--- Start of Given entries ---

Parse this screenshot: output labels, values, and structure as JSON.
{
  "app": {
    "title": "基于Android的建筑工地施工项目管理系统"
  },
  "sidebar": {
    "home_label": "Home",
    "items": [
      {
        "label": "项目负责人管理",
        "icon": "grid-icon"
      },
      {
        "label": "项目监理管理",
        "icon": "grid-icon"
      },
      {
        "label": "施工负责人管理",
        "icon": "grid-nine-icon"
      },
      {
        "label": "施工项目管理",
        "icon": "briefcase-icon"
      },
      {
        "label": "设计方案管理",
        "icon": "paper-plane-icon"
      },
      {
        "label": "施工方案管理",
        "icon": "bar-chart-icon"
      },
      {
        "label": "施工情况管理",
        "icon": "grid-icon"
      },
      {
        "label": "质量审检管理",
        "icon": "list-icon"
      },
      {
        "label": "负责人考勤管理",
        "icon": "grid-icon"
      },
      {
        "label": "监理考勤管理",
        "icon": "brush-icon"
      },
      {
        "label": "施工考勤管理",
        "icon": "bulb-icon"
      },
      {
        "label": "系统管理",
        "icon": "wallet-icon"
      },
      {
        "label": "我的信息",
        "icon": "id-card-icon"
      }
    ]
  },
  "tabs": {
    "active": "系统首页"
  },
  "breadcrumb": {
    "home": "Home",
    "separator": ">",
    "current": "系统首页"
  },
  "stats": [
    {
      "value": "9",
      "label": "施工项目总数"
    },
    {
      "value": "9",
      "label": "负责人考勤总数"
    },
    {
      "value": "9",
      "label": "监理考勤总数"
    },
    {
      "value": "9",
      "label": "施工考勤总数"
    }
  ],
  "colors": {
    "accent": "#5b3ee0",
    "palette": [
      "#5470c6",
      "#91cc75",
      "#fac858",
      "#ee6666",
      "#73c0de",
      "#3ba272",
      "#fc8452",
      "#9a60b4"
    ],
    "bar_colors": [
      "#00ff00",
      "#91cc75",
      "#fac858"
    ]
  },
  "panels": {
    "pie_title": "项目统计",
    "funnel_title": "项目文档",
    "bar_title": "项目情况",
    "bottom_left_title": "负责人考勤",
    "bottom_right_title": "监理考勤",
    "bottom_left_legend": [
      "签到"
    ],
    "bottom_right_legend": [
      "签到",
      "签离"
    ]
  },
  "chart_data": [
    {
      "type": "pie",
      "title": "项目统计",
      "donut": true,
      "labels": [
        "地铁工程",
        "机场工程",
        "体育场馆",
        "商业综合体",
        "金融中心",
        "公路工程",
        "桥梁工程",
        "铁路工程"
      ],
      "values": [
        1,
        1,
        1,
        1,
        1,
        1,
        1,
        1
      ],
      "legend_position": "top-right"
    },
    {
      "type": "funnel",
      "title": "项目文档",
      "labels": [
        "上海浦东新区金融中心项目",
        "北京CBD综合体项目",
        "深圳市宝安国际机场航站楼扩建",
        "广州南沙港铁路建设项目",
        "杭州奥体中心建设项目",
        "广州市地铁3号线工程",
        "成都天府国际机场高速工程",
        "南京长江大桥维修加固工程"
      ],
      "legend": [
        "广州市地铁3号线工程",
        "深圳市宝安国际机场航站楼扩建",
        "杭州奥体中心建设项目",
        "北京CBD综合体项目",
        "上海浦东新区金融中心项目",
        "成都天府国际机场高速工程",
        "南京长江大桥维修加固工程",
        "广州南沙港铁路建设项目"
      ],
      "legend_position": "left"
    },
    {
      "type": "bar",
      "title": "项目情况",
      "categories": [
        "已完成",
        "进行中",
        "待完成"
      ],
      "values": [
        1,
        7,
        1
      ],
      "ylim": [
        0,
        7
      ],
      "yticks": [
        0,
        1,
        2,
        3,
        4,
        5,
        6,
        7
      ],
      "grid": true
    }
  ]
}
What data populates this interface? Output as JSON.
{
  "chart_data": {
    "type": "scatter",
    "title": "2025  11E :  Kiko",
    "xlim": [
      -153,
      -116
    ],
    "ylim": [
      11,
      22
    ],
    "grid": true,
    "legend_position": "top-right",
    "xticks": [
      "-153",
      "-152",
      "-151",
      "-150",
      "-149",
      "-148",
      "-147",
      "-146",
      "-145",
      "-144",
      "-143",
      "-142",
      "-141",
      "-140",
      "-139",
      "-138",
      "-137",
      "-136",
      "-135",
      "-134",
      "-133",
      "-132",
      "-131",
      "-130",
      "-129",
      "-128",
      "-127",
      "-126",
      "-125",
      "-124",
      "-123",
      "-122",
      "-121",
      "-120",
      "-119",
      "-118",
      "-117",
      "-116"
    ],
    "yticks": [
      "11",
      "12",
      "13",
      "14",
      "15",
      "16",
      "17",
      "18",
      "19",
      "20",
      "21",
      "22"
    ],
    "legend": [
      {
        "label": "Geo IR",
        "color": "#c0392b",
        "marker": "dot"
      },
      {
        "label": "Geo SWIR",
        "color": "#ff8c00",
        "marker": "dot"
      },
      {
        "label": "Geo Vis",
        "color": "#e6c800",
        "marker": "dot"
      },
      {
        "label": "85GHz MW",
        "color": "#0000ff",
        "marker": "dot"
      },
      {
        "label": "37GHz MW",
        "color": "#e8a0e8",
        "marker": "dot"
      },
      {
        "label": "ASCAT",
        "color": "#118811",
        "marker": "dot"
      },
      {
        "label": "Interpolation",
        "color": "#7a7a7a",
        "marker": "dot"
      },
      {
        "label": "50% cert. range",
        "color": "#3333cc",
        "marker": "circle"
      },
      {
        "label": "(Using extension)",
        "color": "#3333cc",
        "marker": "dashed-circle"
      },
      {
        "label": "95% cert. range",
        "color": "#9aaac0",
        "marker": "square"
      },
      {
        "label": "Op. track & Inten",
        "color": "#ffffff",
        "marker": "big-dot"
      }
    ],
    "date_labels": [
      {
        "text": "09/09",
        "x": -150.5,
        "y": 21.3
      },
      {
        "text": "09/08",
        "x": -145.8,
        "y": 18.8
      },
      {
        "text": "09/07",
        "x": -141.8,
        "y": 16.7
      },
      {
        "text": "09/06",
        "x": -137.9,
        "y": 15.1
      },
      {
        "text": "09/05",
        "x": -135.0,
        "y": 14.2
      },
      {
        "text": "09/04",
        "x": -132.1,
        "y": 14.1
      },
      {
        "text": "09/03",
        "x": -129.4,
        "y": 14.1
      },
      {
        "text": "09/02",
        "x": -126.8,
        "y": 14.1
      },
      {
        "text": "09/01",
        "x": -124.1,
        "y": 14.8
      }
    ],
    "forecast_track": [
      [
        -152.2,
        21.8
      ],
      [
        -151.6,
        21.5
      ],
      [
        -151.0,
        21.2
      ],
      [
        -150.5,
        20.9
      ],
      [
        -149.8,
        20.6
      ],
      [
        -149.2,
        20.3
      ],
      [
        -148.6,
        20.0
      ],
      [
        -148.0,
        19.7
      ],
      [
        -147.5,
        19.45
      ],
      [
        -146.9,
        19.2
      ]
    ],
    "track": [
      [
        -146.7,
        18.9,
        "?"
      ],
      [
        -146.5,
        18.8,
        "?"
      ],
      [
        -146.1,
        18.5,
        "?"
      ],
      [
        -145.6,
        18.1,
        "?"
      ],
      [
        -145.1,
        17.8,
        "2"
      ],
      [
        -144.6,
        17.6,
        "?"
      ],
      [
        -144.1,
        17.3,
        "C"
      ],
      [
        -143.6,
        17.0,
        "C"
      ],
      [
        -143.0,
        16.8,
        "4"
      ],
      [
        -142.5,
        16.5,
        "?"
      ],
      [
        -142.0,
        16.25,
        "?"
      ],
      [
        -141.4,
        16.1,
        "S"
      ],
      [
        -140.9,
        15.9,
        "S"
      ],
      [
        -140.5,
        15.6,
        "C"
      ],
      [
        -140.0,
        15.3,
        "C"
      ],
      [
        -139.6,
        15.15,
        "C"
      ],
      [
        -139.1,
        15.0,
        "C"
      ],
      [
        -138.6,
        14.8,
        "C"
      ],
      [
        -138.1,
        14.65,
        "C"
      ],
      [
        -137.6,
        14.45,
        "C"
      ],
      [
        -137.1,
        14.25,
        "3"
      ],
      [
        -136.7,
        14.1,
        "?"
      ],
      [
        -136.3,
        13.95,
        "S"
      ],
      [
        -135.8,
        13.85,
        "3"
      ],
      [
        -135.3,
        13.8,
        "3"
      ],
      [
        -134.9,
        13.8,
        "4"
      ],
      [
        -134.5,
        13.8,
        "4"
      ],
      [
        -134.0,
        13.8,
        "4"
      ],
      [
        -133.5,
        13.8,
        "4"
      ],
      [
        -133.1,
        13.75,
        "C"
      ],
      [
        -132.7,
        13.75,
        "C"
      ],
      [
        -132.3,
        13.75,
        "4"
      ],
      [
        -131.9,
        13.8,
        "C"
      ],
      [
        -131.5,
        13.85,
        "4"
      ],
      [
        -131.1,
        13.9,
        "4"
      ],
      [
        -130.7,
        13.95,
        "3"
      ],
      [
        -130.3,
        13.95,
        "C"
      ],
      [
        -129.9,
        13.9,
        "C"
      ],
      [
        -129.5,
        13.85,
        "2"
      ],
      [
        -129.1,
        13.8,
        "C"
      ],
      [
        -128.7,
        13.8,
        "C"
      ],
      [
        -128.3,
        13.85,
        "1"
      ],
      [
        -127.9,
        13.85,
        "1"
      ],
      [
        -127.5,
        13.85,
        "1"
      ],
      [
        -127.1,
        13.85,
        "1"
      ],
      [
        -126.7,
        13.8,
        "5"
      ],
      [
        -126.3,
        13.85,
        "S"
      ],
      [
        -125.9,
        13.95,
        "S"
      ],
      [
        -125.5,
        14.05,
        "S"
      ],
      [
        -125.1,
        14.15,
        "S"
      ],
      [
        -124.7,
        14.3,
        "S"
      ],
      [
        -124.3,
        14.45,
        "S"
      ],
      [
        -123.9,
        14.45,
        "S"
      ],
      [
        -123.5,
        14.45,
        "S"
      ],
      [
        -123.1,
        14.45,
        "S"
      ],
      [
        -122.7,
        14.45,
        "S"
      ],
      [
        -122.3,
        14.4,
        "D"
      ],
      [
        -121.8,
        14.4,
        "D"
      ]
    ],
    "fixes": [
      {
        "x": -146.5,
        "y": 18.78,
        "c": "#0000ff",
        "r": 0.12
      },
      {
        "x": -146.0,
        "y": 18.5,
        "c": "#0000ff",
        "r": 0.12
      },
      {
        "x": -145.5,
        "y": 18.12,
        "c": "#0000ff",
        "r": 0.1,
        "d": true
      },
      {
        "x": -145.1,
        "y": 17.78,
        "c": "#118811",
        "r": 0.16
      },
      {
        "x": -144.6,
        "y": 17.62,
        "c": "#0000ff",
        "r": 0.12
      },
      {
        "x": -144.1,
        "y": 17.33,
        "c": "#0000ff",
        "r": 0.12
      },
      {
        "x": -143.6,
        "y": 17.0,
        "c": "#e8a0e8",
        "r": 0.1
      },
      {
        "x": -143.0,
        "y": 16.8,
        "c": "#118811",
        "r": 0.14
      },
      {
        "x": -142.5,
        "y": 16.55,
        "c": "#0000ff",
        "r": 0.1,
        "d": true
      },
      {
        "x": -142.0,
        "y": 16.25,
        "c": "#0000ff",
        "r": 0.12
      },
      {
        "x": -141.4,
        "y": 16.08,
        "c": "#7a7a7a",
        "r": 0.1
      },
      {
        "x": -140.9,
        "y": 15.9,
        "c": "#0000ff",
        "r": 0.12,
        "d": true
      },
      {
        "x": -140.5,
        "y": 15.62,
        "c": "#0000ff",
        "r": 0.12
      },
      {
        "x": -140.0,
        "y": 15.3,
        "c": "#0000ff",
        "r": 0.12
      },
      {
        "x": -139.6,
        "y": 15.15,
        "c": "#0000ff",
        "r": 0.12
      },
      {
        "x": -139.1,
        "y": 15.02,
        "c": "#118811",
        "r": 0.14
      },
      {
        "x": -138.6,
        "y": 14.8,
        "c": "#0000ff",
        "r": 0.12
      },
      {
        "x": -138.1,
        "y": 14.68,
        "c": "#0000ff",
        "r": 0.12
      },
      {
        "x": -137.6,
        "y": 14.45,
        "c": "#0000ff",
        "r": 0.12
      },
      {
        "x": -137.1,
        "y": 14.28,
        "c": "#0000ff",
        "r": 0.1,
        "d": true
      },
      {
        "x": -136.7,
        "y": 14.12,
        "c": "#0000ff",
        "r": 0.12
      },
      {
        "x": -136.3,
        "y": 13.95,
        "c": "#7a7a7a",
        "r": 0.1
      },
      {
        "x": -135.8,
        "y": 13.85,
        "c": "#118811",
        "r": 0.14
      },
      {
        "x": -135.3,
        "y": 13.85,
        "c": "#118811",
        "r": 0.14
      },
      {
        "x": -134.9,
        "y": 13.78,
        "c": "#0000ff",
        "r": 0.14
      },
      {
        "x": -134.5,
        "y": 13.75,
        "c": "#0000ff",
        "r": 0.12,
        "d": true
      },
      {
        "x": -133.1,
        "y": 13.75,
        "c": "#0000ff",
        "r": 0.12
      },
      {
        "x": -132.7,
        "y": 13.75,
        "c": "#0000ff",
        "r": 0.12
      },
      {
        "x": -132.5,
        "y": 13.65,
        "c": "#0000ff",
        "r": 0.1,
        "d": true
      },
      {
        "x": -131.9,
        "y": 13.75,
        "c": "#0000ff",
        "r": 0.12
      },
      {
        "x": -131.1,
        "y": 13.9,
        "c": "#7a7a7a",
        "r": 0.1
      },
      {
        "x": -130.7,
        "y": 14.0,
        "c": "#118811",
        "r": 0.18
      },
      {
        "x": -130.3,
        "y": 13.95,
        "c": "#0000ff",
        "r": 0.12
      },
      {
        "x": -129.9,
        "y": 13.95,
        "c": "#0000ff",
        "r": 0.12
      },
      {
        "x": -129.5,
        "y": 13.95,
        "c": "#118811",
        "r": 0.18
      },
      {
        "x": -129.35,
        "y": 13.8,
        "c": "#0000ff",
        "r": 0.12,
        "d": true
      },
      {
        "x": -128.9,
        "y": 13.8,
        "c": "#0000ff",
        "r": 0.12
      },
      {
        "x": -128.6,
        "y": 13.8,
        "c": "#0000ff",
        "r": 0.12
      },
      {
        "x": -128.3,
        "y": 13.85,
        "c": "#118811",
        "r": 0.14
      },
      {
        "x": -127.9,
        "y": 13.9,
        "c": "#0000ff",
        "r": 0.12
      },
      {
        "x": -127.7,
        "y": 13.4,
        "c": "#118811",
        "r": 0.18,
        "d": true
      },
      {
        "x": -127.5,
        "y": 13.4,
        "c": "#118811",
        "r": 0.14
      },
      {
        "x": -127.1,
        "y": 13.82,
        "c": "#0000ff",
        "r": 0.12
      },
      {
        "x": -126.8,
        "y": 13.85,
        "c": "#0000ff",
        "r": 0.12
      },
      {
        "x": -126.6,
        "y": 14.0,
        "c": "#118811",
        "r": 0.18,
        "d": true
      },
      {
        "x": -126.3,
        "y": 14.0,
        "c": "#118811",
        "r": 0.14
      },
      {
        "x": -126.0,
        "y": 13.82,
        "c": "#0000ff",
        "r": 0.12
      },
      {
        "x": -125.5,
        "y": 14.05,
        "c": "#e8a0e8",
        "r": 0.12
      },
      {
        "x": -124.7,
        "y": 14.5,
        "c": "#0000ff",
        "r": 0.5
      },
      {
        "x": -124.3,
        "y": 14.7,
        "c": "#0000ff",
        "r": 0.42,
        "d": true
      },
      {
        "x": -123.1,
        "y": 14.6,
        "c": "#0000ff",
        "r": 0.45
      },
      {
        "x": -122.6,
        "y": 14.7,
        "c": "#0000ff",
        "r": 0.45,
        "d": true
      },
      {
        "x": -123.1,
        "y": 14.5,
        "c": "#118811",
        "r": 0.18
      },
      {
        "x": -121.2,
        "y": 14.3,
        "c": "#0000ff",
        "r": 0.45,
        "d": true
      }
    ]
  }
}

--- End of Given entries ---

Find every line in the records that contains the word "this"; copy those lines.

Parse this screenshot: output labels, values, and structure as JSON.
What data populates this interface? Output as JSON.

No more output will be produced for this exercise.